◆ SELECTED EXTRACT ◆

As to the Council the court found:

... the evidence shows that citizens soon learned that complaints to the Borough Council were useless. The Borough Council itself has, however, taken an active part in the Baranyai affair. It twice adopted resolutions supporting Baranyai's conduct on July 12, 1977 (Plaintiff's Ex. 15) and on February 14, 1978 (Plaintiff's Ex. 12).

Notwithstanding that Baranyai was convicted on criminal charges against him and this case was filed on October 5, 1977, the Borough Council has nevertheless refused to take further action. Two members of the Borough Council who endeavored to induce it to do something about the situation and exercise its powers were voted down by a vote of 5 to 2 and were subject to personal abuse.

Beginning in 1975, the Borough Council began to get complaints about the conduct of Officer Baranyai and notwithstanding the verdict of guilty in the criminal cases and the bringing of this suit has failed to make any investigation or take any steps toward removing or suspending him. This is not a case like Rizzo depending on statistical proof. The proof here pinpoints violations by one police officer against individual citizens who have appeared on the stand and complained. The police officer is a defendant here as well as the other borough officials who are involved in this unhappy proceeding and whose actions have encouraged Baranyai in further violations ... We find this course of conduct on the part of Baranyai encouraged and supported by the other defendants in this case will continue unless some restraint is exercised by the court.*fn5

Summarizing, the Court said:

Under these circumstances we have no hesitation in finding that all the defendants in this case were causally linked to the police abuse by Officer Baranyai, that there was a pervasive pattern of support for him and his misconduct and this amounts to a custom and usage under 42 U.S.C. § 1983 and Monell, supra.*fn6

The court entered a permanent injunction the relevant provisions of which are set forth in the margin.*fn7 This appeal followed.

II

The defendants have advised us that while the appeal was pending Baranyai left the employ of the Borough of Millvale, taking a job as a policeman in another Pennsylvania community. They suggest that this development renders the entire case moot, and requires that we enter a judgment vacating the district court's judgment.*fn8 The Commonwealth disagrees. It points out that Baranyai is still functioning as a policeman, and that the pattern or practice of police misconduct which the court found he had engaged in may, if not enjoined, continue in another part of Pennsylvania. The Commonwealth is as interested in preventing police misconduct throughout Pennsylvania as in Millvale. Moreover the Commonwealth urges that the case involves not only Baranyai's abuses, but also the encouragement of those abuses by the Mayor, the Police Chief, and the Borough Council. For example, it cannot be said with certainty that those defendants will not in the future encourage the same misuse of ordinance No. 305 in which the court found they encouraged Baranyai. Finally, the Commonwealth points out that we have no assurance that absent the injunction Baranyai himself would not be rehired. In these circumstances we cannot say with assurance that there is no reasonable expectation that the alleged violations will recur, or that Baranyai's change in position has completely and irrevocably eradicated the effects of the pattern or practice the court found. See County of Los Angeles v. Davis, 440 U.S. 625, 631, 99 S. Ct. 1379, 1383, 59 L. Ed. 2d 642 (1979). This is not a case like DeFunis v. Odegaard, 416 U.S. 312, 94 S. Ct. 1704, 40 L. Ed. 2d 164 (1974) in which the interest of a single plaintiff is involved and he has achieved everything a judgment could afford him. Nor is it a case in which we are reviewing a preliminary judgment which by standards applicable to pendente lite relief might be moot. University of Texas v. Camenisch, 451 U.S. 390, 101 S. Ct. 1830, 68 L. Ed. 2d 175 (1981). We review a final injunction protecting a broad class. The merits of that final injunction must be considered.

◆ RECORDED DATA ◆
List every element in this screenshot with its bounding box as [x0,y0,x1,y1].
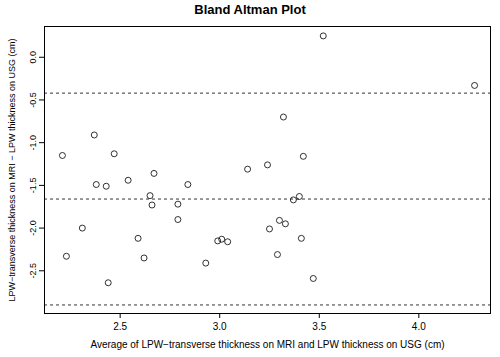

◆ EXERCISE DIRECTIONS ◆
Set down verbatim the part of the opinion excerpt that begins at the words "As to the Council" and stops after the words "to personal abuse.". Rely solely on the opinion excerpt and nothing else.

◆ COMPLETE ANSWER ◆
As to the Council the court found:

... the evidence shows that citizens soon learned that complaints to the Borough Council were useless. The Borough Council itself has, however, taken an active part in the Baranyai affair. It twice adopted resolutions supporting Baranyai's conduct on July 12, 1977 (Plaintiff's Ex. 15) and on February 14, 1978 (Plaintiff's Ex. 12).

Notwithstanding that Baranyai was convicted on criminal charges against him and this case was filed on October 5, 1977, the Borough Council has nevertheless refused to take further action. Two members of the Borough Council who endeavored to induce it to do something about the situation and exercise its powers were voted down by a vote of 5 to 2 and were subject to personal abuse.